Aim: Print the listing below exactly.
[start Working data]
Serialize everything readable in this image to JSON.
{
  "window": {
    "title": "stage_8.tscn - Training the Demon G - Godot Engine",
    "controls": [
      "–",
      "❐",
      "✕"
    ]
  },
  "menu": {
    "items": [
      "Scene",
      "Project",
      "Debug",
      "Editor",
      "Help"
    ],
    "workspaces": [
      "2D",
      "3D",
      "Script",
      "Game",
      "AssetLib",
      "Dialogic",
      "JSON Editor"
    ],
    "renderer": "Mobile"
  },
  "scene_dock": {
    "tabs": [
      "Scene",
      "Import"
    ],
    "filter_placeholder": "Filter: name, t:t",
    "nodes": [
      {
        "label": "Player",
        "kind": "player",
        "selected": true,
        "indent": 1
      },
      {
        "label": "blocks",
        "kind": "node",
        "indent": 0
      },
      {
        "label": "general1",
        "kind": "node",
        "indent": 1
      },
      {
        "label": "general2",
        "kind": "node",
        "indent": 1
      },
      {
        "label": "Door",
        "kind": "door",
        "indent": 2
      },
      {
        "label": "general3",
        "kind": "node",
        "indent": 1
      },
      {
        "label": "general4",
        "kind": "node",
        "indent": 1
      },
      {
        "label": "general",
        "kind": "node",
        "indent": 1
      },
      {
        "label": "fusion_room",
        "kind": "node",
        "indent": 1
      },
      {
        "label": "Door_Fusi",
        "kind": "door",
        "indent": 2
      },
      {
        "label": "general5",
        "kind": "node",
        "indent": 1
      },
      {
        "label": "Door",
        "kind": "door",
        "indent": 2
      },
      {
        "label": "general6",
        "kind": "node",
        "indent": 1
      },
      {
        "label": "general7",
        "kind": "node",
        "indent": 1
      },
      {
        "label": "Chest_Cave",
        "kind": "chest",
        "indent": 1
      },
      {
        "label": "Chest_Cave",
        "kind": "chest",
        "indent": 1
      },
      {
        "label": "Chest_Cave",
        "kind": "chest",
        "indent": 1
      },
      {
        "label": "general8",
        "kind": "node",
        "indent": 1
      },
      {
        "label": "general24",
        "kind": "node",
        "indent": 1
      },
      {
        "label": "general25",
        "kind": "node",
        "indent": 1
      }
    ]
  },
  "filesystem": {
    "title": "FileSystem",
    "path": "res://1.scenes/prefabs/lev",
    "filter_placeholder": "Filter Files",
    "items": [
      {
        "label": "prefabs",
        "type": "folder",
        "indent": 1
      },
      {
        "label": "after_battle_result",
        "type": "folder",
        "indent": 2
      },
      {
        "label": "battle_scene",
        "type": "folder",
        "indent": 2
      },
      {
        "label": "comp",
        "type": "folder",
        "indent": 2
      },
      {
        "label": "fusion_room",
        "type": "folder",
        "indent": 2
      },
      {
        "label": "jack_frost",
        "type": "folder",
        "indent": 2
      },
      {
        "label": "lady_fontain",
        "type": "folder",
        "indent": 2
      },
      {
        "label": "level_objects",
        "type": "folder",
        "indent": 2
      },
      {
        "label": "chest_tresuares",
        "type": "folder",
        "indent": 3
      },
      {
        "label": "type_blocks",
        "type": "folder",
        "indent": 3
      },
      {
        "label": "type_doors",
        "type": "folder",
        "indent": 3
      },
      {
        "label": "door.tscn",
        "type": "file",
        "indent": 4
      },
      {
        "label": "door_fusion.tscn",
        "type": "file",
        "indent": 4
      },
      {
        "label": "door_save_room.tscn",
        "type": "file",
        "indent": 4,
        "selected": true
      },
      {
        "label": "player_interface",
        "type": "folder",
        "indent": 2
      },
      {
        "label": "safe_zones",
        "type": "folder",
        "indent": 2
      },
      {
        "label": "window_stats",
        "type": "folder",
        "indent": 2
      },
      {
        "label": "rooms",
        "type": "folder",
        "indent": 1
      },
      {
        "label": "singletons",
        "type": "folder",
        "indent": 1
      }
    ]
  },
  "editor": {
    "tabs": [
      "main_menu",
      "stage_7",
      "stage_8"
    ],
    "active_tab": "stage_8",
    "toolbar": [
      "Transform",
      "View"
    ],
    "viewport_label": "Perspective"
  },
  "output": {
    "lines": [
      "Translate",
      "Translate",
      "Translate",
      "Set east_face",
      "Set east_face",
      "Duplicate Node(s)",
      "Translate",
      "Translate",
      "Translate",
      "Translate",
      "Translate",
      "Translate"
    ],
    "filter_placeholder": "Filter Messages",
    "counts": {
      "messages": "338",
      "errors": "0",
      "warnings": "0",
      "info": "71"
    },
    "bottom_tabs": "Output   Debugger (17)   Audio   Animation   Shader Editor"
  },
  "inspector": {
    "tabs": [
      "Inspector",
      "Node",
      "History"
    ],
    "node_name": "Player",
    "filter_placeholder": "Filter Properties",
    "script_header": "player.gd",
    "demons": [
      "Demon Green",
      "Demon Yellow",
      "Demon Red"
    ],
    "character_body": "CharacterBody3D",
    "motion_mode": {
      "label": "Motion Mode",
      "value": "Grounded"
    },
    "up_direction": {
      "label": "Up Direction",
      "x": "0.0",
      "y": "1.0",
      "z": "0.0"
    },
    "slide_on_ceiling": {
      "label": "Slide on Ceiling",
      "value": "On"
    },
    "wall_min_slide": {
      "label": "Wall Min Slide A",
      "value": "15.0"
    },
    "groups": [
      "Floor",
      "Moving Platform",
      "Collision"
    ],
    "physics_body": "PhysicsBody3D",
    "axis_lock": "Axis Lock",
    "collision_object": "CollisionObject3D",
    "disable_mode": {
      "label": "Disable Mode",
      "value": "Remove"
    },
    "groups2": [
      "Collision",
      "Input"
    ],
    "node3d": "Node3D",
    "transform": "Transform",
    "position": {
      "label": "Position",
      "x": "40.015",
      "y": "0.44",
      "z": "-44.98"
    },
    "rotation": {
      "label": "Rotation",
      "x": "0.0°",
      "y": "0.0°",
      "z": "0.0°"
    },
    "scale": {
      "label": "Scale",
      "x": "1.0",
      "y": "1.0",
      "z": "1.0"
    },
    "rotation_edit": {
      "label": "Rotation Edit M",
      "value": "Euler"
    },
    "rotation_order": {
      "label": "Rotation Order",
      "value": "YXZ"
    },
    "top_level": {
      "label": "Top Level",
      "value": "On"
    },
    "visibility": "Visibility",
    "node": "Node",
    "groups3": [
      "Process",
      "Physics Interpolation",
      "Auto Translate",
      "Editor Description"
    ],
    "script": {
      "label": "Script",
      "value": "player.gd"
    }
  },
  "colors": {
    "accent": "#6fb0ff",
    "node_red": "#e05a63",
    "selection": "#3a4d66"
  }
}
[end Working data]
Response for this exercise:
Serialize everything readable in this image to JSON.
{
  "window": {
    "title": "stage_8.tscn - Training the Demon G - Godot Engine",
    "controls": [
      "–",
      "❐",
      "✕"
    ]
  },
  "menu": {
    "items": [
      "Scene",
      "Project",
      "Debug",
      "Editor",
      "Help"
    ],
    "workspaces": [
      "2D",
      "3D",
      "Script",
      "Game",
      "AssetLib",
      "Dialogic",
      "JSON Editor"
    ],
    "renderer": "Mobile"
  },
  "scene_dock": {
    "tabs": [
      "Scene",
      "Import"
    ],
    "filter_placeholder": "Filter: name, t:t",
    "nodes": [
      {
        "label": "Player",
        "kind": "player",
        "selected": true,
        "indent": 1
      },
      {
        "label": "blocks",
        "kind": "node",
        "indent": 0
      },
      {
        "label": "general1",
        "kind": "node",
        "indent": 1
      },
      {
        "label": "general2",
        "kind": "node",
        "indent": 1
      },
      {
        "label": "Door",
        "kind": "door",
        "indent": 2
      },
      {
        "label": "general3",
        "kind": "node",
        "indent": 1
      },
      {
        "label": "general4",
        "kind": "node",
        "indent": 1
      },
      {
        "label": "general",
        "kind": "node",
        "indent": 1
      },
      {
        "label": "fusion_room",
        "kind": "node",
        "indent": 1
      },
      {
        "label": "Door_Fusi",
        "kind": "door",
        "indent": 2
      },
      {
        "label": "general5",
        "kind": "node",
        "indent": 1
      },
      {
        "label": "Door",
        "kind": "door",
        "indent": 2
      },
      {
        "label": "general6",
        "kind": "node",
        "indent": 1
      },
      {
        "label": "general7",
        "kind": "node",
        "indent": 1
      },
      {
        "label": "Chest_Cave",
        "kind": "chest",
        "indent": 1
      },
      {
        "label": "Chest_Cave",
        "kind": "chest",
        "indent": 1
      },
      {
        "label": "Chest_Cave",
        "kind": "chest",
        "indent": 1
      },
      {
        "label": "general8",
        "kind": "node",
        "indent": 1
      },
      {
        "label": "general24",
        "kind": "node",
        "indent": 1
      },
      {
        "label": "general25",
        "kind": "node",
        "indent": 1
      }
    ]
  },
  "filesystem": {
    "title": "FileSystem",
    "path": "res://1.scenes/prefabs/lev",
    "filter_placeholder": "Filter Files",
    "items": [
      {
        "label": "prefabs",
        "type": "folder",
        "indent": 1
      },
      {
        "label": "after_battle_result",
        "type": "folder",
        "indent": 2
      },
      {
        "label": "battle_scene",
        "type": "folder",
        "indent": 2
      },
      {
        "label": "comp",
        "type": "folder",
        "indent": 2
      },
      {
        "label": "fusion_room",
        "type": "folder",
        "indent": 2
      },
      {
        "label": "jack_frost",
        "type": "folder",
        "indent": 2
      },
      {
        "label": "lady_fontain",
        "type": "folder",
        "indent": 2
      },
      {
        "label": "level_objects",
        "type": "folder",
        "indent": 2
      },
      {
        "label": "chest_tresuares",
        "type": "folder",
        "indent": 3
      },
      {
        "label": "type_blocks",
        "type": "folder",
        "indent": 3
      },
      {
        "label": "type_doors",
        "type": "folder",
        "indent": 3
      },
      {
        "label": "door.tscn",
        "type": "file",
        "indent": 4
      },
      {
        "label": "door_fusion.tscn",
        "type": "file",
        "indent": 4
      },
      {
        "label": "door_save_room.tscn",
        "type": "file",
        "indent": 4,
        "selected": true
      },
      {
        "label": "player_interface",
        "type": "folder",
        "indent": 2
      },
      {
        "label": "safe_zones",
        "type": "folder",
        "indent": 2
      },
      {
        "label": "window_stats",
        "type": "folder",
        "indent": 2
      },
      {
        "label": "rooms",
        "type": "folder",
        "indent": 1
      },
      {
        "label": "singletons",
        "type": "folder",
        "indent": 1
      }
    ]
  },
  "editor": {
    "tabs": [
      "main_menu",
      "stage_7",
      "stage_8"
    ],
    "active_tab": "stage_8",
    "toolbar": [
      "Transform",
      "View"
    ],
    "viewport_label": "Perspective"
  },
  "output": {
    "lines": [
      "Translate",
      "Translate",
      "Translate",
      "Set east_face",
      "Set east_face",
      "Duplicate Node(s)",
      "Translate",
      "Translate",
      "Translate",
      "Translate",
      "Translate",
      "Translate"
    ],
    "filter_placeholder": "Filter Messages",
    "counts": {
      "messages": "338",
      "errors": "0",
      "warnings": "0",
      "info": "71"
    },
    "bottom_tabs": "Output   Debugger (17)   Audio   Animation   Shader Editor"
  },
  "inspector": {
    "tabs": [
      "Inspector",
      "Node",
      "History"
    ],
    "node_name": "Player",
    "filter_placeholder": "Filter Properties",
    "script_header": "player.gd",
    "demons": [
      "Demon Green",
      "Demon Yellow",
      "Demon Red"
    ],
    "character_body": "CharacterBody3D",
    "motion_mode": {
      "label": "Motion Mode",
      "value": "Grounded"
    },
    "up_direction": {
      "label": "Up Direction",
      "x": "0.0",
      "y": "1.0",
      "z": "0.0"
    },
    "slide_on_ceiling": {
      "label": "Slide on Ceiling",
      "value": "On"
    },
    "wall_min_slide": {
      "label": "Wall Min Slide A",
      "value": "15.0"
    },
    "groups": [
      "Floor",
      "Moving Platform",
      "Collision"
    ],
    "physics_body": "PhysicsBody3D",
    "axis_lock": "Axis Lock",
    "collision_object": "CollisionObject3D",
    "disable_mode": {
      "label": "Disable Mode",
      "value": "Remove"
    },
    "groups2": [
      "Collision",
      "Input"
    ],
    "node3d": "Node3D",
    "transform": "Transform",
    "position": {
      "label": "Position",
      "x": "40.015",
      "y": "0.44",
      "z": "-44.98"
    },
    "rotation": {
      "label": "Rotation",
      "x": "0.0°",
      "y": "0.0°",
      "z": "0.0°"
    },
    "scale": {
      "label": "Scale",
      "x": "1.0",
      "y": "1.0",
      "z": "1.0"
    },
    "rotation_edit": {
      "label": "Rotation Edit M",
      "value": "Euler"
    },
    "rotation_order": {
      "label": "Rotation Order",
      "value": "YXZ"
    },
    "top_level": {
      "label": "Top Level",
      "value": "On"
    },
    "visibility": "Visibility",
    "node": "Node",
    "groups3": [
      "Process",
      "Physics Interpolation",
      "Auto Translate",
      "Editor Description"
    ],
    "script": {
      "label": "Script",
      "value": "player.gd"
    }
  },
  "colors": {
    "accent": "#6fb0ff",
    "node_red": "#e05a63",
    "selection": "#3a4d66"
  }
}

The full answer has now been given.